In your copy, leave out the pictures and repeat the entries below exactly.

**** RECORDS SHOWN ****

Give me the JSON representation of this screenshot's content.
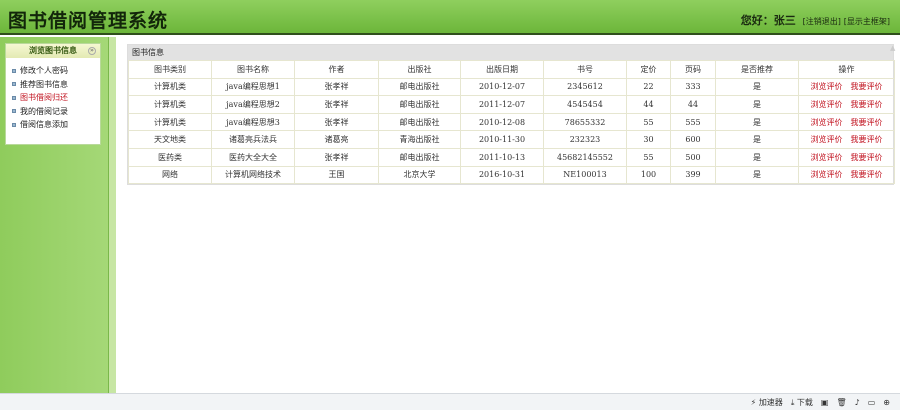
{
  "header": {
    "title": "图书借阅管理系统",
    "greeting": "您好：张三",
    "logout": "[注销退出]",
    "main_frame": "[显示主框架]"
  },
  "sidebar": {
    "panel_title": "浏览图书信息",
    "items": [
      {
        "label": "修改个人密码"
      },
      {
        "label": "推荐图书信息"
      },
      {
        "label": "图书借阅归还"
      },
      {
        "label": "我的借阅记录"
      },
      {
        "label": "借阅信息添加"
      }
    ]
  },
  "content": {
    "title": "图书信息",
    "columns": [
      "图书类别",
      "图书名称",
      "作者",
      "出版社",
      "出版日期",
      "书号",
      "定价",
      "页码",
      "是否推荐",
      "操作"
    ],
    "rows": [
      [
        "计算机类",
        "java编程思想1",
        "张孝祥",
        "邮电出版社",
        "2010-12-07",
        "2345612",
        "22",
        "333",
        "是"
      ],
      [
        "计算机类",
        "java编程思想2",
        "张孝祥",
        "邮电出版社",
        "2011-12-07",
        "4545454",
        "44",
        "44",
        "是"
      ],
      [
        "计算机类",
        "java编程思想3",
        "张孝祥",
        "邮电出版社",
        "2010-12-08",
        "78655332",
        "55",
        "555",
        "是"
      ],
      [
        "天文地类",
        "诸葛亮兵法兵",
        "诸葛亮",
        "青海出版社",
        "2010-11-30",
        "232323",
        "30",
        "600",
        "是"
      ],
      [
        "医药类",
        "医药大全大全",
        "张孝祥",
        "邮电出版社",
        "2011-10-13",
        "45682145552",
        "55",
        "500",
        "是"
      ],
      [
        "网络",
        "计算机网络技术",
        "王国",
        "北京大学",
        "2016-10-31",
        "NE100013",
        "100",
        "399",
        "是"
      ]
    ],
    "action_view": "浏览评价",
    "action_rate": "我要评价"
  },
  "statusbar": {
    "accelerator": "加速器",
    "download": "下载"
  },
  "watermark": "https://www.huzhan.com/ishop30884"
}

****

**TASK RESULT**
Give me the JSON representation of this screenshot's content.
{
  "header": {
    "title": "图书借阅管理系统",
    "greeting": "您好：张三",
    "logout": "[注销退出]",
    "main_frame": "[显示主框架]"
  },
  "sidebar": {
    "panel_title": "浏览图书信息",
    "items": [
      {
        "label": "修改个人密码"
      },
      {
        "label": "推荐图书信息"
      },
      {
        "label": "图书借阅归还"
      },
      {
        "label": "我的借阅记录"
      },
      {
        "label": "借阅信息添加"
      }
    ]
  },
  "content": {
    "title": "图书信息",
    "columns": [
      "图书类别",
      "图书名称",
      "作者",
      "出版社",
      "出版日期",
      "书号",
      "定价",
      "页码",
      "是否推荐",
      "操作"
    ],
    "rows": [
      [
        "计算机类",
        "java编程思想1",
        "张孝祥",
        "邮电出版社",
        "2010-12-07",
        "2345612",
        "22",
        "333",
        "是"
      ],
      [
        "计算机类",
        "java编程思想2",
        "张孝祥",
        "邮电出版社",
        "2011-12-07",
        "4545454",
        "44",
        "44",
        "是"
      ],
      [
        "计算机类",
        "java编程思想3",
        "张孝祥",
        "邮电出版社",
        "2010-12-08",
        "78655332",
        "55",
        "555",
        "是"
      ],
      [
        "天文地类",
        "诸葛亮兵法兵",
        "诸葛亮",
        "青海出版社",
        "2010-11-30",
        "232323",
        "30",
        "600",
        "是"
      ],
      [
        "医药类",
        "医药大全大全",
        "张孝祥",
        "邮电出版社",
        "2011-10-13",
        "45682145552",
        "55",
        "500",
        "是"
      ],
      [
        "网络",
        "计算机网络技术",
        "王国",
        "北京大学",
        "2016-10-31",
        "NE100013",
        "100",
        "399",
        "是"
      ]
    ],
    "action_view": "浏览评价",
    "action_rate": "我要评价"
  },
  "statusbar": {
    "accelerator": "加速器",
    "download": "下载"
  },
  "watermark": "https://www.huzhan.com/ishop30884"
}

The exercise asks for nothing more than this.